Pull every line of the entries that has the word "hours".

— Start Entries supplied —

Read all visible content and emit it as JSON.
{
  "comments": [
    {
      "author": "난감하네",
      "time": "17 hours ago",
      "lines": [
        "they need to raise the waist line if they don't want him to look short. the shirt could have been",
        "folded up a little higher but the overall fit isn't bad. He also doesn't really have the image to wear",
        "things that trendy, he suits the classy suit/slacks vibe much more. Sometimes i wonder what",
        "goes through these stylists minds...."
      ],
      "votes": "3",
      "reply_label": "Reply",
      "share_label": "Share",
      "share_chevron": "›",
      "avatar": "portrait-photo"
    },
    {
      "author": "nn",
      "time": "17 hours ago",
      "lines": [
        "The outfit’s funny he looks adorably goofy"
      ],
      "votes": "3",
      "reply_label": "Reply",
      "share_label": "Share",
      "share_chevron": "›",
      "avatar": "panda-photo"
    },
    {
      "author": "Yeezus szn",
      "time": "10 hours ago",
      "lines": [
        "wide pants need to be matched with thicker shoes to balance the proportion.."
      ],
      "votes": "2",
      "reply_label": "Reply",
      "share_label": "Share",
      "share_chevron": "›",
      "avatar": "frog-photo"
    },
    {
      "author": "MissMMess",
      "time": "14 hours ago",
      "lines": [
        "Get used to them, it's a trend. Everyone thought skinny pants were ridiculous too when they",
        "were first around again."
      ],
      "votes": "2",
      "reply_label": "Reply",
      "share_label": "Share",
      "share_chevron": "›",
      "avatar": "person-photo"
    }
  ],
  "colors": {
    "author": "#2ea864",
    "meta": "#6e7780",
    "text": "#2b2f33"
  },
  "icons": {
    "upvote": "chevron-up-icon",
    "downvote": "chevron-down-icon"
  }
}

— End Entries supplied —

» Solution for this task:
      "time": "17 hours ago",
      "time": "17 hours ago",
      "time": "10 hours ago",
      "time": "14 hours ago",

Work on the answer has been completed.